REQUIRED TASK » Copy the data below exactly.

═════ DATA ENTRIES

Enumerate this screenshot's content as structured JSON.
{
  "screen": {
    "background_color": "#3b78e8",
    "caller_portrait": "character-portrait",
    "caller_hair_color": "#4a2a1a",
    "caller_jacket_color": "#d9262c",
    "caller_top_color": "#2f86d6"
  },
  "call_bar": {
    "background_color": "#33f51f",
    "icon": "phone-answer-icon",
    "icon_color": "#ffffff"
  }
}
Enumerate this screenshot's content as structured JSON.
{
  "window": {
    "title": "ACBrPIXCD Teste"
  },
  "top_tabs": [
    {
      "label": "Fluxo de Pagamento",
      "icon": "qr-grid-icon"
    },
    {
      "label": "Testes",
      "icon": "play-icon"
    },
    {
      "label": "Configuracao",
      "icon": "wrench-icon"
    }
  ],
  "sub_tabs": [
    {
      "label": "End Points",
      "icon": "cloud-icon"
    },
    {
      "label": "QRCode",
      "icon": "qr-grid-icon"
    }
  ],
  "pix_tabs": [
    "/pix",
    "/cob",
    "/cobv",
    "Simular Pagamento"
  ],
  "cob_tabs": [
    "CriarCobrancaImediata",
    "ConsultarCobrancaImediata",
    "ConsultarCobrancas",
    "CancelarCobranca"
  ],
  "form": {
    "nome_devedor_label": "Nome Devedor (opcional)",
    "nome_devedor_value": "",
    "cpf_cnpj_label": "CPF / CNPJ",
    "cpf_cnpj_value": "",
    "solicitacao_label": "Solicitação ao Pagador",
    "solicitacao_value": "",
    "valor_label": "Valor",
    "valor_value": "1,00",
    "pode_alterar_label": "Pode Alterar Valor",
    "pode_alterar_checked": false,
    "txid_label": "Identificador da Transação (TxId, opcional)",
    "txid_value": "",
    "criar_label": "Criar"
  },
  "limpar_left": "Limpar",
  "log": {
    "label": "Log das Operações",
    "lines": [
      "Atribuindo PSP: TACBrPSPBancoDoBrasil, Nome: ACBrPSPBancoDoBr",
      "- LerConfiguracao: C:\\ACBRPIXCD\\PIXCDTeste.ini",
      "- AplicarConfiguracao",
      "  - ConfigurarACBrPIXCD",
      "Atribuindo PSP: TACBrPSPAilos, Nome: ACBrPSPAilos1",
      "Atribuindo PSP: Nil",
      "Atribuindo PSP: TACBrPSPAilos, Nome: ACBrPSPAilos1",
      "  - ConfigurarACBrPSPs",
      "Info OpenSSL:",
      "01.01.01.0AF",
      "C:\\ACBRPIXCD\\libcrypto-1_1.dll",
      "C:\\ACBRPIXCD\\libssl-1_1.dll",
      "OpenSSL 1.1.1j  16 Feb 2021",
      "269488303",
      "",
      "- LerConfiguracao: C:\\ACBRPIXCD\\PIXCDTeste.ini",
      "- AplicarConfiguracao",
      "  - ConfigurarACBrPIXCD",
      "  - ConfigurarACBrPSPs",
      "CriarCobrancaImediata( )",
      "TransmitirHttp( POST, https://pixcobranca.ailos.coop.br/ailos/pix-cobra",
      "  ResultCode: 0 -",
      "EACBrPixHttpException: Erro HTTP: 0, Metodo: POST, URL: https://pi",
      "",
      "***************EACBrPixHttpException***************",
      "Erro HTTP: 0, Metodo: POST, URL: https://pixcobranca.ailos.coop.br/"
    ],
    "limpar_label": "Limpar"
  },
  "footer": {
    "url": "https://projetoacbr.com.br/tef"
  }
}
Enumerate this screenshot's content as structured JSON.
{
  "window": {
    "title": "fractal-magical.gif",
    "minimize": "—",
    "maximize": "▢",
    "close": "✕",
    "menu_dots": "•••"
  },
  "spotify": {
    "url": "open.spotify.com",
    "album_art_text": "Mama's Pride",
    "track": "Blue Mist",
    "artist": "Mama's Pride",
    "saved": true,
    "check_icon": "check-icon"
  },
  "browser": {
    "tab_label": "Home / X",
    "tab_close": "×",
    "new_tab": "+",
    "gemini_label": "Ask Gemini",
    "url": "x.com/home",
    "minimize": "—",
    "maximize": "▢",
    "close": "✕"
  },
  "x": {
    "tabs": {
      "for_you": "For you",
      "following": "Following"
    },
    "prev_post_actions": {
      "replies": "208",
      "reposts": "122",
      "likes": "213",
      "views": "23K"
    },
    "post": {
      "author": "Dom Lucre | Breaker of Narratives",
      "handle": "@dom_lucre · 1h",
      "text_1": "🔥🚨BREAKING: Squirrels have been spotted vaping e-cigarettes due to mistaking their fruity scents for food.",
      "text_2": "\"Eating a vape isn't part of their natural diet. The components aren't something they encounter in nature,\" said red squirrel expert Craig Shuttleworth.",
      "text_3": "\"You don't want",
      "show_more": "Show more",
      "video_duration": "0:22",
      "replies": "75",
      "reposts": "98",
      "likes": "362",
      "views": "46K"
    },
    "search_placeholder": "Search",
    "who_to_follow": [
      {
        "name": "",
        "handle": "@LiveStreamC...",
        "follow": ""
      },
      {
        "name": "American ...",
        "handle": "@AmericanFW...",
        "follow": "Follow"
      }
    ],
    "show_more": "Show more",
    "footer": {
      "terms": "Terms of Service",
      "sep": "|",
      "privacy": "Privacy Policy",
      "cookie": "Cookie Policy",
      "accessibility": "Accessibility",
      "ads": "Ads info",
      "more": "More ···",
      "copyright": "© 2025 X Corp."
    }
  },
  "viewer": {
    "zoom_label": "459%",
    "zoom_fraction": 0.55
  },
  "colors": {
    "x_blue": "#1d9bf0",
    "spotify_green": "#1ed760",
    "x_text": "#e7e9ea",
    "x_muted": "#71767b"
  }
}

══════════

SOLUTION TO THIS EXERCISE »
Enumerate this screenshot's content as structured JSON.
{
  "screen": {
    "background_color": "#3b78e8",
    "caller_portrait": "character-portrait",
    "caller_hair_color": "#4a2a1a",
    "caller_jacket_color": "#d9262c",
    "caller_top_color": "#2f86d6"
  },
  "call_bar": {
    "background_color": "#33f51f",
    "icon": "phone-answer-icon",
    "icon_color": "#ffffff"
  }
}
Enumerate this screenshot's content as structured JSON.
{
  "window": {
    "title": "ACBrPIXCD Teste"
  },
  "top_tabs": [
    {
      "label": "Fluxo de Pagamento",
      "icon": "qr-grid-icon"
    },
    {
      "label": "Testes",
      "icon": "play-icon"
    },
    {
      "label": "Configuracao",
      "icon": "wrench-icon"
    }
  ],
  "sub_tabs": [
    {
      "label": "End Points",
      "icon": "cloud-icon"
    },
    {
      "label": "QRCode",
      "icon": "qr-grid-icon"
    }
  ],
  "pix_tabs": [
    "/pix",
    "/cob",
    "/cobv",
    "Simular Pagamento"
  ],
  "cob_tabs": [
    "CriarCobrancaImediata",
    "ConsultarCobrancaImediata",
    "ConsultarCobrancas",
    "CancelarCobranca"
  ],
  "form": {
    "nome_devedor_label": "Nome Devedor (opcional)",
    "nome_devedor_value": "",
    "cpf_cnpj_label": "CPF / CNPJ",
    "cpf_cnpj_value": "",
    "solicitacao_label": "Solicitação ao Pagador",
    "solicitacao_value": "",
    "valor_label": "Valor",
    "valor_value": "1,00",
    "pode_alterar_label": "Pode Alterar Valor",
    "pode_alterar_checked": false,
    "txid_label": "Identificador da Transação (TxId, opcional)",
    "txid_value": "",
    "criar_label": "Criar"
  },
  "limpar_left": "Limpar",
  "log": {
    "label": "Log das Operações",
    "lines": [
      "Atribuindo PSP: TACBrPSPBancoDoBrasil, Nome: ACBrPSPBancoDoBr",
      "- LerConfiguracao: C:\\ACBRPIXCD\\PIXCDTeste.ini",
      "- AplicarConfiguracao",
      "  - ConfigurarACBrPIXCD",
      "Atribuindo PSP: TACBrPSPAilos, Nome: ACBrPSPAilos1",
      "Atribuindo PSP: Nil",
      "Atribuindo PSP: TACBrPSPAilos, Nome: ACBrPSPAilos1",
      "  - ConfigurarACBrPSPs",
      "Info OpenSSL:",
      "01.01.01.0AF",
      "C:\\ACBRPIXCD\\libcrypto-1_1.dll",
      "C:\\ACBRPIXCD\\libssl-1_1.dll",
      "OpenSSL 1.1.1j  16 Feb 2021",
      "269488303",
      "",
      "- LerConfiguracao: C:\\ACBRPIXCD\\PIXCDTeste.ini",
      "- AplicarConfiguracao",
      "  - ConfigurarACBrPIXCD",
      "  - ConfigurarACBrPSPs",
      "CriarCobrancaImediata( )",
      "TransmitirHttp( POST, https://pixcobranca.ailos.coop.br/ailos/pix-cobra",
      "  ResultCode: 0 -",
      "EACBrPixHttpException: Erro HTTP: 0, Metodo: POST, URL: https://pi",
      "",
      "***************EACBrPixHttpException***************",
      "Erro HTTP: 0, Metodo: POST, URL: https://pixcobranca.ailos.coop.br/"
    ],
    "limpar_label": "Limpar"
  },
  "footer": {
    "url": "https://projetoacbr.com.br/tef"
  }
}
Enumerate this screenshot's content as structured JSON.
{
  "window": {
    "title": "fractal-magical.gif",
    "minimize": "—",
    "maximize": "▢",
    "close": "✕",
    "menu_dots": "•••"
  },
  "spotify": {
    "url": "open.spotify.com",
    "album_art_text": "Mama's Pride",
    "track": "Blue Mist",
    "artist": "Mama's Pride",
    "saved": true,
    "check_icon": "check-icon"
  },
  "browser": {
    "tab_label": "Home / X",
    "tab_close": "×",
    "new_tab": "+",
    "gemini_label": "Ask Gemini",
    "url": "x.com/home",
    "minimize": "—",
    "maximize": "▢",
    "close": "✕"
  },
  "x": {
    "tabs": {
      "for_you": "For you",
      "following": "Following"
    },
    "prev_post_actions": {
      "replies": "208",
      "reposts": "122",
      "likes": "213",
      "views": "23K"
    },
    "post": {
      "author": "Dom Lucre | Breaker of Narratives",
      "handle": "@dom_lucre · 1h",
      "text_1": "🔥🚨BREAKING: Squirrels have been spotted vaping e-cigarettes due to mistaking their fruity scents for food.",
      "text_2": "\"Eating a vape isn't part of their natural diet. The components aren't something they encounter in nature,\" said red squirrel expert Craig Shuttleworth.",
      "text_3": "\"You don't want",
      "show_more": "Show more",
      "video_duration": "0:22",
      "replies": "75",
      "reposts": "98",
      "likes": "362",
      "views": "46K"
    },
    "search_placeholder": "Search",
    "who_to_follow": [
      {
        "name": "",
        "handle": "@LiveStreamC...",
        "follow": ""
      },
      {
        "name": "American ...",
        "handle": "@AmericanFW...",
        "follow": "Follow"
      }
    ],
    "show_more": "Show more",
    "footer": {
      "terms": "Terms of Service",
      "sep": "|",
      "privacy": "Privacy Policy",
      "cookie": "Cookie Policy",
      "accessibility": "Accessibility",
      "ads": "Ads info",
      "more": "More ···",
      "copyright": "© 2025 X Corp."
    }
  },
  "viewer": {
    "zoom_label": "459%",
    "zoom_fraction": 0.55
  },
  "colors": {
    "x_blue": "#1d9bf0",
    "spotify_green": "#1ed760",
    "x_text": "#e7e9ea",
    "x_muted": "#71767b"
  }
}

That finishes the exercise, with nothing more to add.